Excerpt from a dataset:
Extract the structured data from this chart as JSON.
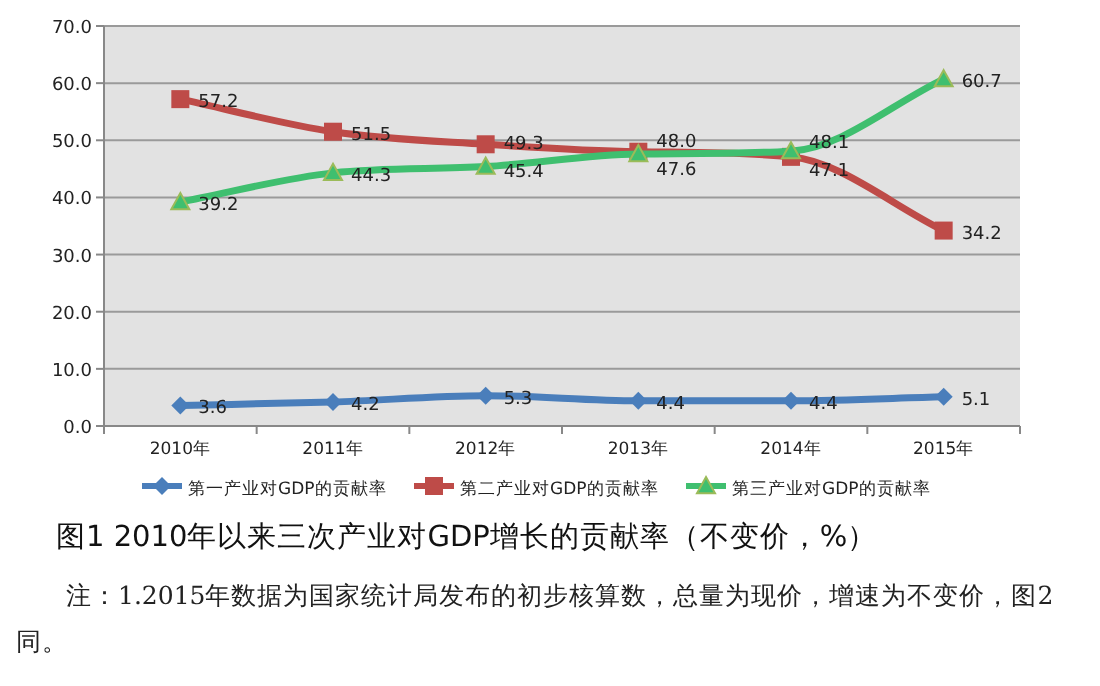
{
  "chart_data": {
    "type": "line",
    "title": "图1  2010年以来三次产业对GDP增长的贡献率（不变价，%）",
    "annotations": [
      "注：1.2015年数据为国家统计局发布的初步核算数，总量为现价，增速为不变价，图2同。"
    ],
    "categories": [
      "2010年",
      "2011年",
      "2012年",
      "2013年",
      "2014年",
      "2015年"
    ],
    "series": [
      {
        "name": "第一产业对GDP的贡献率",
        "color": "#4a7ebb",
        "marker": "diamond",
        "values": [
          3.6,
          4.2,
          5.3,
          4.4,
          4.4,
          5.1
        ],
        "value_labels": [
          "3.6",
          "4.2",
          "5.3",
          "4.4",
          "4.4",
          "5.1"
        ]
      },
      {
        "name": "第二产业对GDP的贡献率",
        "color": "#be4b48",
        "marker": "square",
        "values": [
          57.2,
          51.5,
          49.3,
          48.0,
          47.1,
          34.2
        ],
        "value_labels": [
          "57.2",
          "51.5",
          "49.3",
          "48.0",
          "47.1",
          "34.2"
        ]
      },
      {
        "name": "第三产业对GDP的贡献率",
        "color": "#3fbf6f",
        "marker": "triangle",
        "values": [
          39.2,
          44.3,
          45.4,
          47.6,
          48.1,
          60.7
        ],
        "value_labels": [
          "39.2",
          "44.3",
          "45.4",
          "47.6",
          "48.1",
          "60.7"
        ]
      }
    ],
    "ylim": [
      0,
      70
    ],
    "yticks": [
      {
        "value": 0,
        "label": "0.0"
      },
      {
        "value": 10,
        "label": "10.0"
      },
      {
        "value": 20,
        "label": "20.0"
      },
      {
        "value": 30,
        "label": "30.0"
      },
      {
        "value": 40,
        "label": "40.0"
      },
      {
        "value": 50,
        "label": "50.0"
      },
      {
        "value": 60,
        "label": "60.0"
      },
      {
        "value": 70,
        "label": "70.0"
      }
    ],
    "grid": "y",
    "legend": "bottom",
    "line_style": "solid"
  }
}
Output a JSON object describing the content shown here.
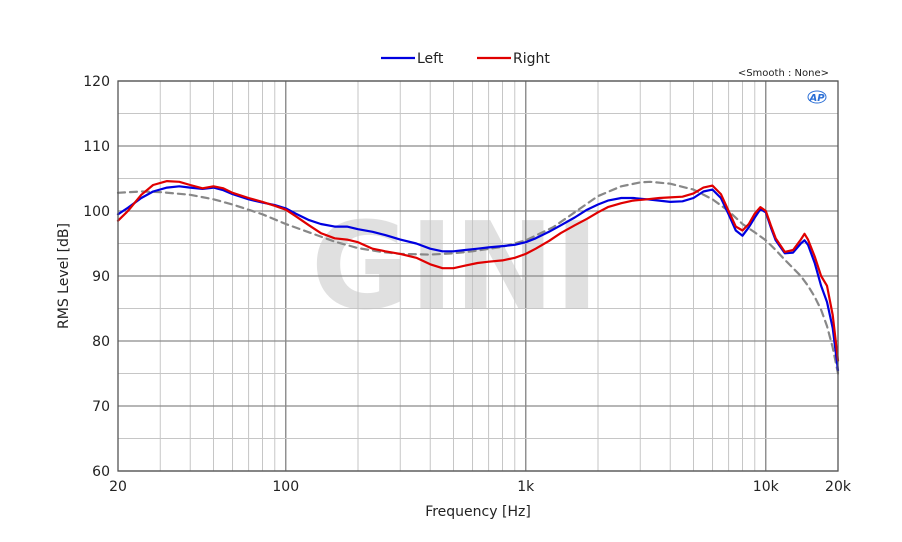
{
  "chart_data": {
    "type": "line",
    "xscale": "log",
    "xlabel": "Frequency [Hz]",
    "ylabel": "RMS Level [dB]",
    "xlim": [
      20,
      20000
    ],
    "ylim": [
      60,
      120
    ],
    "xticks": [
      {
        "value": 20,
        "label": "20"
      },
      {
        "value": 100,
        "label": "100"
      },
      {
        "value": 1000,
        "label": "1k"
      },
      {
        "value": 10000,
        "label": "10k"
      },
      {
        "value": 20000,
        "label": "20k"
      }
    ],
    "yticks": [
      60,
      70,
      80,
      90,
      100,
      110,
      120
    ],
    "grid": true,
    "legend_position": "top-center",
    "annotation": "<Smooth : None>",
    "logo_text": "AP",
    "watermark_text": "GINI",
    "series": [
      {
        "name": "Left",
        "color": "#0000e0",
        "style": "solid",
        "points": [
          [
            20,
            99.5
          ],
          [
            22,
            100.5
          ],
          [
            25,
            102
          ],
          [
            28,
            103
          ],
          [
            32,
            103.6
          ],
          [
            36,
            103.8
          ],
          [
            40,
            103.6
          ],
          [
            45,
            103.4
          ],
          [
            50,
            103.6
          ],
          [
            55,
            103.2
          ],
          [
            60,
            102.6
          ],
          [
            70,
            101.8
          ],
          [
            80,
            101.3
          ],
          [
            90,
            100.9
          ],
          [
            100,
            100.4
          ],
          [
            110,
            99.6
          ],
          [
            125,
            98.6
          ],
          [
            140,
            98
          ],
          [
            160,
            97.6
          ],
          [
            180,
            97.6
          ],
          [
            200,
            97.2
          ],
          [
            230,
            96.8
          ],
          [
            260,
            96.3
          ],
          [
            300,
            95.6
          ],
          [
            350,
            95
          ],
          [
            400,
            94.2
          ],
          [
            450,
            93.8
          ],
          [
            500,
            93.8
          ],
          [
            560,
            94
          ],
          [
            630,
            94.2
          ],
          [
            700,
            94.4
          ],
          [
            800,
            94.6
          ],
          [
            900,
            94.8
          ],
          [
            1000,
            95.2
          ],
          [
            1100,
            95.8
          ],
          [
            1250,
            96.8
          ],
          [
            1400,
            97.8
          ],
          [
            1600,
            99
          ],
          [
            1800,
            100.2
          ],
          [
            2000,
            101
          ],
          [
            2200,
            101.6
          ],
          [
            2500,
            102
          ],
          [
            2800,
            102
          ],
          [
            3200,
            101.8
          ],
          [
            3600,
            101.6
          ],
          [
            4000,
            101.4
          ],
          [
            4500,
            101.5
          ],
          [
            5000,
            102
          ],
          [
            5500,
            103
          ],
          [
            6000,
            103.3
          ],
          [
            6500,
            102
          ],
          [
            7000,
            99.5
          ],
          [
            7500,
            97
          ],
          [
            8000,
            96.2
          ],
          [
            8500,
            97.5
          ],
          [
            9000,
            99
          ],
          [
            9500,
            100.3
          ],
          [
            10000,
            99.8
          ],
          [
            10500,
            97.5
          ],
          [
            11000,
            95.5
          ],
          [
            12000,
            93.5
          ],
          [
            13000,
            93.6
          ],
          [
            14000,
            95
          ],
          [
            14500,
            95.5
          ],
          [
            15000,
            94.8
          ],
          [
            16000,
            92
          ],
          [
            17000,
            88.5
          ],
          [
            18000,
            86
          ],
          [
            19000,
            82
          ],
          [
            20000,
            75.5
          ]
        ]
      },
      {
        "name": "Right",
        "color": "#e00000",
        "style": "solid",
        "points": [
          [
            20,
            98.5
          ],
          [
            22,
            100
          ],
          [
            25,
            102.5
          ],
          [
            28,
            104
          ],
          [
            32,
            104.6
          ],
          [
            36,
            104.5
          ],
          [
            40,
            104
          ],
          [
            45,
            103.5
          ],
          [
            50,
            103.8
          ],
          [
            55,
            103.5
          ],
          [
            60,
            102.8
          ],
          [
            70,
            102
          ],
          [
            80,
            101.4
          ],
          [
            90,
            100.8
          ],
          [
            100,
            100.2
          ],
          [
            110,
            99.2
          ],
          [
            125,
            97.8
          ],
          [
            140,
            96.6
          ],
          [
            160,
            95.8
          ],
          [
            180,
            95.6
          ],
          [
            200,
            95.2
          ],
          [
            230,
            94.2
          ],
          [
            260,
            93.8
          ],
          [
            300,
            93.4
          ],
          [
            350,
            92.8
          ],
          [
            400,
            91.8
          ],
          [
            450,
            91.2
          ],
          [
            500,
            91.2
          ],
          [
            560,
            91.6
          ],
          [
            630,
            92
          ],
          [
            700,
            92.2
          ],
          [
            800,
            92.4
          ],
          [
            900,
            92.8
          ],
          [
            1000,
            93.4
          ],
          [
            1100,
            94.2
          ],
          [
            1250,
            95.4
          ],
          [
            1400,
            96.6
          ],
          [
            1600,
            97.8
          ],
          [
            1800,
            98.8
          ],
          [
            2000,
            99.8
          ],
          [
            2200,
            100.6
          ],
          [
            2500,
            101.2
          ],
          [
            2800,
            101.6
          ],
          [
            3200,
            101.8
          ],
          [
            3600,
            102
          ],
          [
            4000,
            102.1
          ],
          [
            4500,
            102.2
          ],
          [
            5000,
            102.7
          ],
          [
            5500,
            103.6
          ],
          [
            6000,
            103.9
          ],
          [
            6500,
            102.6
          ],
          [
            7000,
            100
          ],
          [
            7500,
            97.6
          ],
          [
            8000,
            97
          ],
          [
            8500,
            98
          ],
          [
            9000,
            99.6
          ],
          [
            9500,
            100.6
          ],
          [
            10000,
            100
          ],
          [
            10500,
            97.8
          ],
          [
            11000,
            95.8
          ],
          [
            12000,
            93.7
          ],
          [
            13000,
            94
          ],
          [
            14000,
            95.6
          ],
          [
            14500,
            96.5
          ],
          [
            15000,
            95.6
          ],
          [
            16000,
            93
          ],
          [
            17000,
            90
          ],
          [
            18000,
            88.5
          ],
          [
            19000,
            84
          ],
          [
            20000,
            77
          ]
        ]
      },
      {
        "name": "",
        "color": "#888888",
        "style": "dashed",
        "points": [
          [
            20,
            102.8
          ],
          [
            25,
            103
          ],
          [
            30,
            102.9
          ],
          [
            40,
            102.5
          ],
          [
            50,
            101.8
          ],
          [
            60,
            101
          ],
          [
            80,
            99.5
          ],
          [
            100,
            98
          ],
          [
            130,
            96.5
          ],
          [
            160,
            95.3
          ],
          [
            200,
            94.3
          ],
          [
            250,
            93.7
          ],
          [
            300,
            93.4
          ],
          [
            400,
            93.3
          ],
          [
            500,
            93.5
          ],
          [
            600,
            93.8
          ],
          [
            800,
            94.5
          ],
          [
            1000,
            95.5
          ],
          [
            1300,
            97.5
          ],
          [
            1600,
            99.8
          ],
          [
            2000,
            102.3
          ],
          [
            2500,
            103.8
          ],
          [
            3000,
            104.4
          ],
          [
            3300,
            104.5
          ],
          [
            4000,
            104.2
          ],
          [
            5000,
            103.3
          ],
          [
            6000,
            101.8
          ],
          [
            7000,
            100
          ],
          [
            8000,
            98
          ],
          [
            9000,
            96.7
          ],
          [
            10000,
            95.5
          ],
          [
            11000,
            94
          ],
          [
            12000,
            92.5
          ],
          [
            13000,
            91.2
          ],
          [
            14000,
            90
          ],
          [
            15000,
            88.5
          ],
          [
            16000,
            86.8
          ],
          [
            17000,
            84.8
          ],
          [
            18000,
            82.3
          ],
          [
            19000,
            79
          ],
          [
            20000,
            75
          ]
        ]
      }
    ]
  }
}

■ **Exercise**: From the data above, copy each line that has the string "color".

■ **Task response**:
        "color": "#4a7ebb",
        "color": "#be4b48",
        "color": "#3fbf6f",
        "color": "#0000e0",
        "color": "#e00000",
        "color": "#888888",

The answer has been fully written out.